◆ Stated exercise ◆
Give every line of the material again, exactly as written.

--- START Stored records ---

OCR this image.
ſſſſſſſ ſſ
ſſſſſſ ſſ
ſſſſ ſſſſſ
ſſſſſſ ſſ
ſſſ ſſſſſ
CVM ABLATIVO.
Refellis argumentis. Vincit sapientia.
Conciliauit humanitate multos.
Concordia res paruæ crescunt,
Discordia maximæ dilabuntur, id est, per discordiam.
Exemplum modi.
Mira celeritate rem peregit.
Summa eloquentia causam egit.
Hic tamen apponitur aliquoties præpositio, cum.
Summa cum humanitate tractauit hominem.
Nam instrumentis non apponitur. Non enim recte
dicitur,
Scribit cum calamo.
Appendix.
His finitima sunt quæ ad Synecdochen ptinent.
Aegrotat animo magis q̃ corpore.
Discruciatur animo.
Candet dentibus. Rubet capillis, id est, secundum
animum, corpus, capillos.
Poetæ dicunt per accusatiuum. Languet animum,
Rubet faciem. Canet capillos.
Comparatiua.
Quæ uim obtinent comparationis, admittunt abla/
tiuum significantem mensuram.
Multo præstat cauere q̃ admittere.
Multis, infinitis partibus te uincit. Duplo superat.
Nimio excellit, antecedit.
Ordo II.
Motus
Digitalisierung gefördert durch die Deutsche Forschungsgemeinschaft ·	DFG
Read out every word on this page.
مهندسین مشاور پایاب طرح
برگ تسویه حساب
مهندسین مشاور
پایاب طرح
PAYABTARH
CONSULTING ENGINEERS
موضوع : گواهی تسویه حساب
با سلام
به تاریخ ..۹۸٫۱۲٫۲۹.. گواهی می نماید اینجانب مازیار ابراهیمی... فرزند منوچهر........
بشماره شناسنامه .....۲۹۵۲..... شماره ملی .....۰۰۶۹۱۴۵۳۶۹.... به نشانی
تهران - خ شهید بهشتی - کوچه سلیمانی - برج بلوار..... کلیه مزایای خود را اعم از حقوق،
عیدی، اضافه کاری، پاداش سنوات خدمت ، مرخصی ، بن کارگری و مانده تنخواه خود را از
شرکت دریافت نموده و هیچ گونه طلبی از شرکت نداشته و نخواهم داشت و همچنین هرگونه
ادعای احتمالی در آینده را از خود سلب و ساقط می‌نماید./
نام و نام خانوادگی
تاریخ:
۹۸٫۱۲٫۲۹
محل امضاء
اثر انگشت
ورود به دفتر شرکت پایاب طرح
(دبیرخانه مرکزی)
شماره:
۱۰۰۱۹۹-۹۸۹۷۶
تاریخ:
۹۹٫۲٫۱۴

--- END Stored records ---

◆ Output below ◆
OCR this image.
ſſſſſſſ ſſ
ſſſſſſ ſſ
ſſſſ ſſſſſ
ſſſſſſ ſſ
ſſſ ſſſſſ
CVM ABLATIVO.
Refellis argumentis. Vincit sapientia.
Conciliauit humanitate multos.
Concordia res paruæ crescunt,
Discordia maximæ dilabuntur, id est, per discordiam.
Exemplum modi.
Mira celeritate rem peregit.
Summa eloquentia causam egit.
Hic tamen apponitur aliquoties præpositio, cum.
Summa cum humanitate tractauit hominem.
Nam instrumentis non apponitur. Non enim recte
dicitur,
Scribit cum calamo.
Appendix.
His finitima sunt quæ ad Synecdochen ptinent.
Aegrotat animo magis q̃ corpore.
Discruciatur animo.
Candet dentibus. Rubet capillis, id est, secundum
animum, corpus, capillos.
Poetæ dicunt per accusatiuum. Languet animum,
Rubet faciem. Canet capillos.
Comparatiua.
Quæ uim obtinent comparationis, admittunt abla/
tiuum significantem mensuram.
Multo præstat cauere q̃ admittere.
Multis, infinitis partibus te uincit. Duplo superat.
Nimio excellit, antecedit.
Ordo II.
Motus
Digitalisierung gefördert durch die Deutsche Forschungsgemeinschaft ·	DFG
Read out every word on this page.
مهندسین مشاور پایاب طرح
برگ تسویه حساب
مهندسین مشاور
پایاب طرح
PAYABTARH
CONSULTING ENGINEERS
موضوع : گواهی تسویه حساب
با سلام
به تاریخ ..۹۸٫۱۲٫۲۹.. گواهی می نماید اینجانب مازیار ابراهیمی... فرزند منوچهر........
بشماره شناسنامه .....۲۹۵۲..... شماره ملی .....۰۰۶۹۱۴۵۳۶۹.... به نشانی
تهران - خ شهید بهشتی - کوچه سلیمانی - برج بلوار..... کلیه مزایای خود را اعم از حقوق،
عیدی، اضافه کاری، پاداش سنوات خدمت ، مرخصی ، بن کارگری و مانده تنخواه خود را از
شرکت دریافت نموده و هیچ گونه طلبی از شرکت نداشته و نخواهم داشت و همچنین هرگونه
ادعای احتمالی در آینده را از خود سلب و ساقط می‌نماید./
نام و نام خانوادگی
تاریخ:
۹۸٫۱۲٫۲۹
محل امضاء
اثر انگشت
ورود به دفتر شرکت پایاب طرح
(دبیرخانه مرکزی)
شماره:
۱۰۰۱۹۹-۹۸۹۷۶
تاریخ:
۹۹٫۲٫۱۴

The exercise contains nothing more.